Requirement: Can you restate the records below word for word?
□ □ □ □ □ □ □
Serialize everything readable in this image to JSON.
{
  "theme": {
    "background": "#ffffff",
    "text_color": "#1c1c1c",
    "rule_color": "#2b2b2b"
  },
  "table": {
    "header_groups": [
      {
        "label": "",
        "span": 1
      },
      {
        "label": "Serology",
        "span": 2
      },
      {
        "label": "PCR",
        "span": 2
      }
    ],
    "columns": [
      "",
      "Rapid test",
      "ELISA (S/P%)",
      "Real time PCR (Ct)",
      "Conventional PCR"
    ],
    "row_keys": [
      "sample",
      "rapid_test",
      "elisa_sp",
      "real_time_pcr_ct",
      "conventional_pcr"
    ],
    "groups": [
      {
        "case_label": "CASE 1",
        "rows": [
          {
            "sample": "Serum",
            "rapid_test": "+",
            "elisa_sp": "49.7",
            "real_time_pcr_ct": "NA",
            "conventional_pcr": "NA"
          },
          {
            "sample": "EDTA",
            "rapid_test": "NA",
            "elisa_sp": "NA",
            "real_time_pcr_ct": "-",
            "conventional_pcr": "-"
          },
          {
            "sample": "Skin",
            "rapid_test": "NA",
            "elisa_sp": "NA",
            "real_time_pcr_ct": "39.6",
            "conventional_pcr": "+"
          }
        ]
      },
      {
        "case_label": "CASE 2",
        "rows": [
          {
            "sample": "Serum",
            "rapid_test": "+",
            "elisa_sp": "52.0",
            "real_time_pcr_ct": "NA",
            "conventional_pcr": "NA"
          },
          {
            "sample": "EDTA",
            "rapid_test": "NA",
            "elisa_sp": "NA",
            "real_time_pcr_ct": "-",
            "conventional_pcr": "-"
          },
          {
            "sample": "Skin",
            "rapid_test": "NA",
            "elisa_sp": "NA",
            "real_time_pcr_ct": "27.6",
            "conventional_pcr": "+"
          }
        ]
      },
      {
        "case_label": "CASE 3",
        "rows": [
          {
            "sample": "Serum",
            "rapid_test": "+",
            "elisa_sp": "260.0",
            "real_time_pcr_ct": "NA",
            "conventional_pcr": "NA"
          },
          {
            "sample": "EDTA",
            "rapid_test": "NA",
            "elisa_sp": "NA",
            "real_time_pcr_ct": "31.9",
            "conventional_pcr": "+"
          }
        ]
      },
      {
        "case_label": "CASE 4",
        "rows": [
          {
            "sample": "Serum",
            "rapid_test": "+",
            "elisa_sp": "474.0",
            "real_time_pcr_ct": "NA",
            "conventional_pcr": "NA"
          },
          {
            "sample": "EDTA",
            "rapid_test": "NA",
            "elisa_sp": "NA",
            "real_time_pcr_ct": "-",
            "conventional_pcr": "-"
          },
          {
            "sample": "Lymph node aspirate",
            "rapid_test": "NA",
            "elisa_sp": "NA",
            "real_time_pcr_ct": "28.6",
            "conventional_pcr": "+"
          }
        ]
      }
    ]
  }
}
□ □ □ □ □ □ □
Response to this exercise:
Serialize everything readable in this image to JSON.
{
  "theme": {
    "background": "#ffffff",
    "text_color": "#1c1c1c",
    "rule_color": "#2b2b2b"
  },
  "table": {
    "header_groups": [
      {
        "label": "",
        "span": 1
      },
      {
        "label": "Serology",
        "span": 2
      },
      {
        "label": "PCR",
        "span": 2
      }
    ],
    "columns": [
      "",
      "Rapid test",
      "ELISA (S/P%)",
      "Real time PCR (Ct)",
      "Conventional PCR"
    ],
    "row_keys": [
      "sample",
      "rapid_test",
      "elisa_sp",
      "real_time_pcr_ct",
      "conventional_pcr"
    ],
    "groups": [
      {
        "case_label": "CASE 1",
        "rows": [
          {
            "sample": "Serum",
            "rapid_test": "+",
            "elisa_sp": "49.7",
            "real_time_pcr_ct": "NA",
            "conventional_pcr": "NA"
          },
          {
            "sample": "EDTA",
            "rapid_test": "NA",
            "elisa_sp": "NA",
            "real_time_pcr_ct": "-",
            "conventional_pcr": "-"
          },
          {
            "sample": "Skin",
            "rapid_test": "NA",
            "elisa_sp": "NA",
            "real_time_pcr_ct": "39.6",
            "conventional_pcr": "+"
          }
        ]
      },
      {
        "case_label": "CASE 2",
        "rows": [
          {
            "sample": "Serum",
            "rapid_test": "+",
            "elisa_sp": "52.0",
            "real_time_pcr_ct": "NA",
            "conventional_pcr": "NA"
          },
          {
            "sample": "EDTA",
            "rapid_test": "NA",
            "elisa_sp": "NA",
            "real_time_pcr_ct": "-",
            "conventional_pcr": "-"
          },
          {
            "sample": "Skin",
            "rapid_test": "NA",
            "elisa_sp": "NA",
            "real_time_pcr_ct": "27.6",
            "conventional_pcr": "+"
          }
        ]
      },
      {
        "case_label": "CASE 3",
        "rows": [
          {
            "sample": "Serum",
            "rapid_test": "+",
            "elisa_sp": "260.0",
            "real_time_pcr_ct": "NA",
            "conventional_pcr": "NA"
          },
          {
            "sample": "EDTA",
            "rapid_test": "NA",
            "elisa_sp": "NA",
            "real_time_pcr_ct": "31.9",
            "conventional_pcr": "+"
          }
        ]
      },
      {
        "case_label": "CASE 4",
        "rows": [
          {
            "sample": "Serum",
            "rapid_test": "+",
            "elisa_sp": "474.0",
            "real_time_pcr_ct": "NA",
            "conventional_pcr": "NA"
          },
          {
            "sample": "EDTA",
            "rapid_test": "NA",
            "elisa_sp": "NA",
            "real_time_pcr_ct": "-",
            "conventional_pcr": "-"
          },
          {
            "sample": "Lymph node aspirate",
            "rapid_test": "NA",
            "elisa_sp": "NA",
            "real_time_pcr_ct": "28.6",
            "conventional_pcr": "+"
          }
        ]
      }
    ]
  }
}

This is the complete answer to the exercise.